RECORDED DATA:
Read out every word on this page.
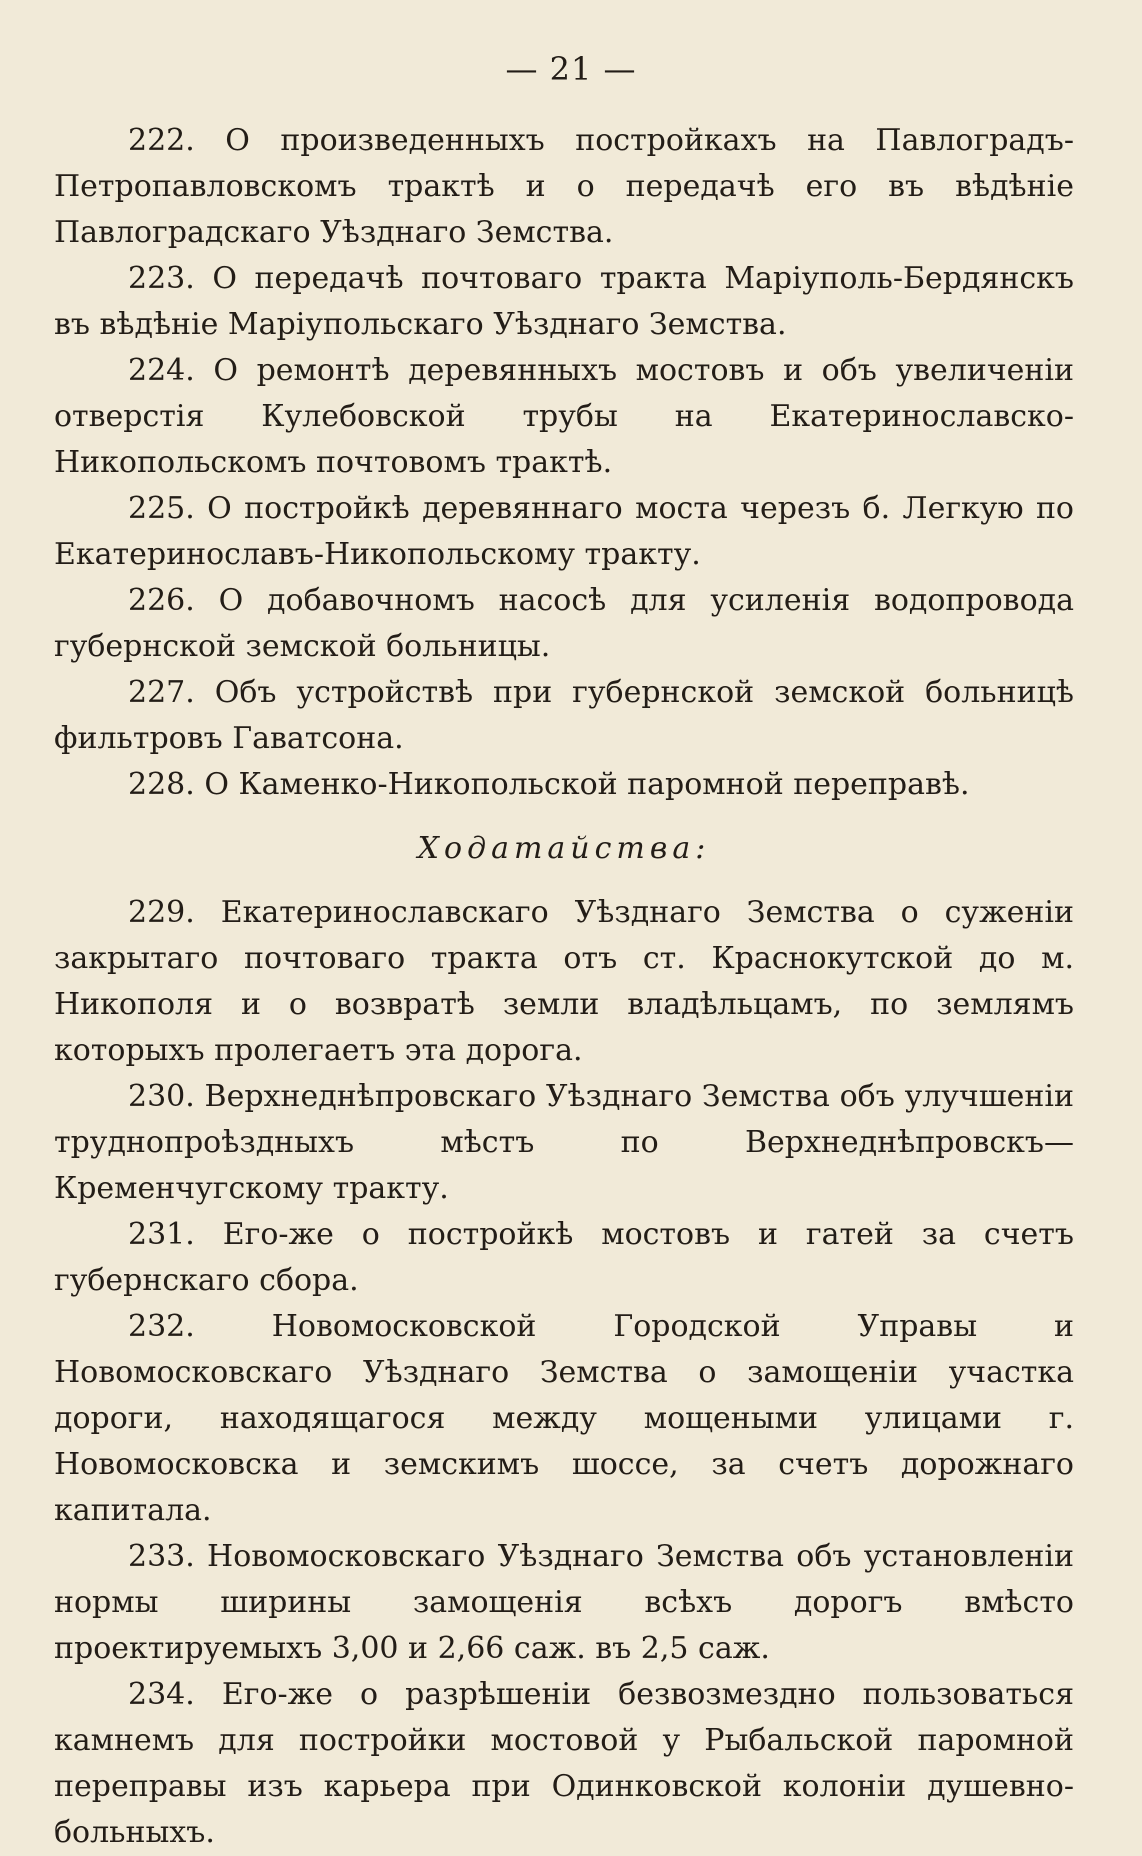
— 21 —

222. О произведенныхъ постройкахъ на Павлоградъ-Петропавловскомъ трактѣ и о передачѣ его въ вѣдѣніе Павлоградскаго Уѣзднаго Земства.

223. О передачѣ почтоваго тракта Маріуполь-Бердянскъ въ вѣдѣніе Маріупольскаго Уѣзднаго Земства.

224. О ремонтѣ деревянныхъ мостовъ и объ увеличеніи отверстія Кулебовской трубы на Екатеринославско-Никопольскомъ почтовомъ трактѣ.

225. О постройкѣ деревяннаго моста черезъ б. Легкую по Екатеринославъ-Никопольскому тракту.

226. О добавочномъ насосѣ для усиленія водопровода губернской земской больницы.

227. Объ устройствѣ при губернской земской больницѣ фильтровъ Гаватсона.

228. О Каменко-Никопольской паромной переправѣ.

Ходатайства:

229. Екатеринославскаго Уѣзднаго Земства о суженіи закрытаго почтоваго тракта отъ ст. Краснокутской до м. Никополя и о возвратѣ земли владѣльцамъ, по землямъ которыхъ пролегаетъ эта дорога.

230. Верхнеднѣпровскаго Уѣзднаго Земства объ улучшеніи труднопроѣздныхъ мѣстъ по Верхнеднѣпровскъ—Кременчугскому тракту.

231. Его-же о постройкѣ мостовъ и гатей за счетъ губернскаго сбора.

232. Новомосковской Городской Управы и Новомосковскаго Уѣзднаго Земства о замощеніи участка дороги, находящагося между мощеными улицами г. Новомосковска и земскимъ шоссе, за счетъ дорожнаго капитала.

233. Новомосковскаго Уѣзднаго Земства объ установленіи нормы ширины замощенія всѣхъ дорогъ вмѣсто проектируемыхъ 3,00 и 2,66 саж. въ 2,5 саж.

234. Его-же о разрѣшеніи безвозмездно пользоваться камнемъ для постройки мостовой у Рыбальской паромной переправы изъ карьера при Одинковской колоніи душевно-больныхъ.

PROBLEM DESCRIPTION:
From the records above, pull out each line that has "паромной".

FULL RESPONSE:
228. О Каменко-Никопольской паромной переправѣ.
234. Его-же о разрѣшеніи безвозмездно пользоваться камнемъ для постройки мостовой у Рыбальской паромной переправы изъ карьера при Одинковской колоніи душевно-больныхъ.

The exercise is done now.